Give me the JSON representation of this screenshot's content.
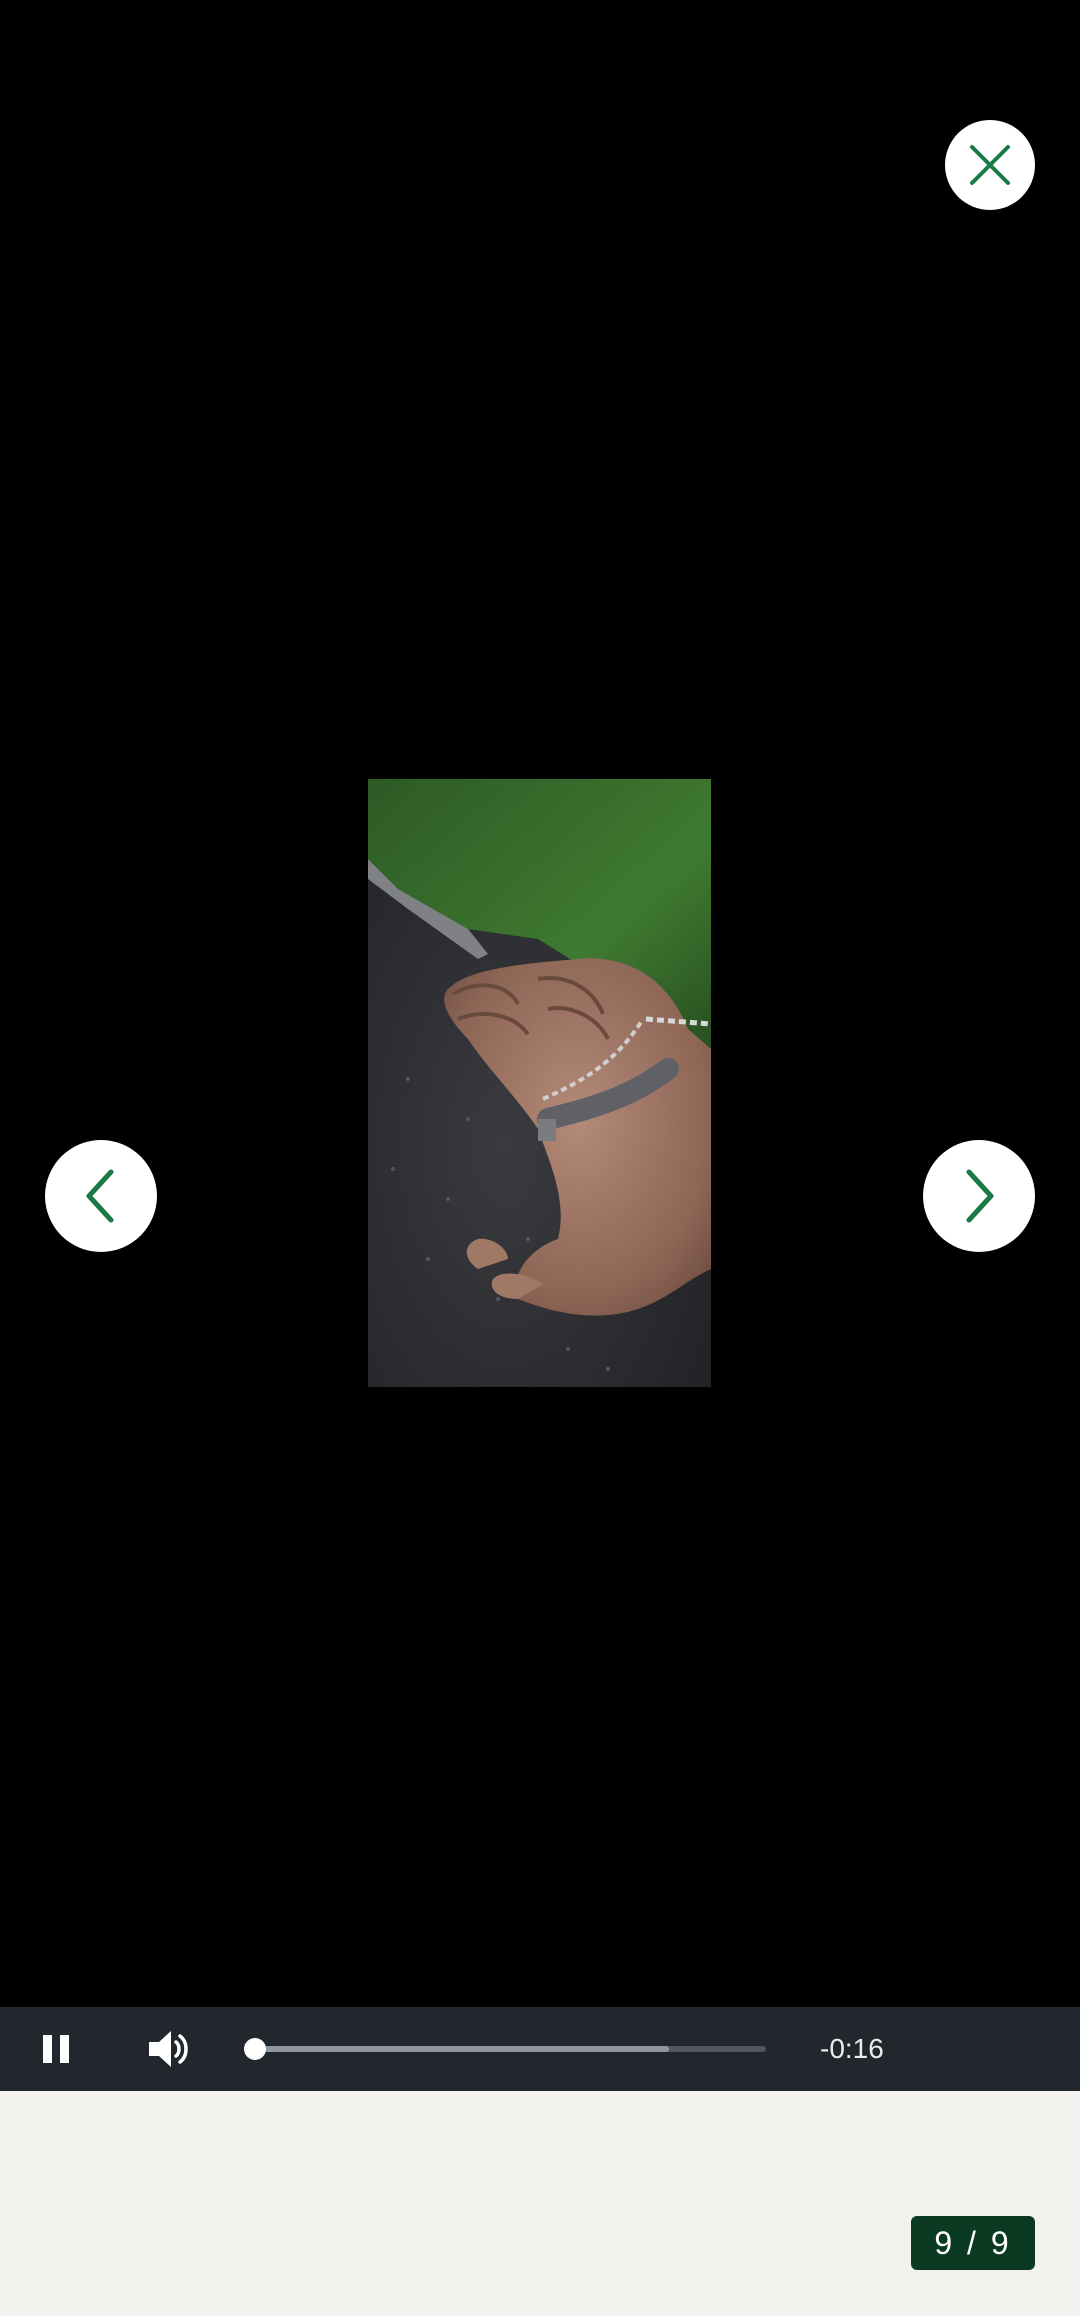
{
  "viewer": {
    "close_icon": "close-icon",
    "prev_icon": "chevron-left-icon",
    "next_icon": "chevron-right-icon",
    "accent_color": "#1a7a46"
  },
  "video": {
    "subject": "dog-photo",
    "is_playing": true,
    "progress_fraction": 0.0,
    "buffered_fraction": 0.81
  },
  "controls": {
    "pause_icon": "pause-icon",
    "volume_icon": "volume-icon",
    "time_remaining": "-0:16",
    "bar_color": "#22262d"
  },
  "gallery": {
    "counter": "9 / 9",
    "counter_bg": "#0b3a23"
  }
}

------------------------------------------------

Your task is to set down the records shown above exactly, minus any pictures.

» The output
Give me the JSON representation of this screenshot's content.
{
  "viewer": {
    "close_icon": "close-icon",
    "prev_icon": "chevron-left-icon",
    "next_icon": "chevron-right-icon",
    "accent_color": "#1a7a46"
  },
  "video": {
    "subject": "dog-photo",
    "is_playing": true,
    "progress_fraction": 0.0,
    "buffered_fraction": 0.81
  },
  "controls": {
    "pause_icon": "pause-icon",
    "volume_icon": "volume-icon",
    "time_remaining": "-0:16",
    "bar_color": "#22262d"
  },
  "gallery": {
    "counter": "9 / 9",
    "counter_bg": "#0b3a23"
  }
}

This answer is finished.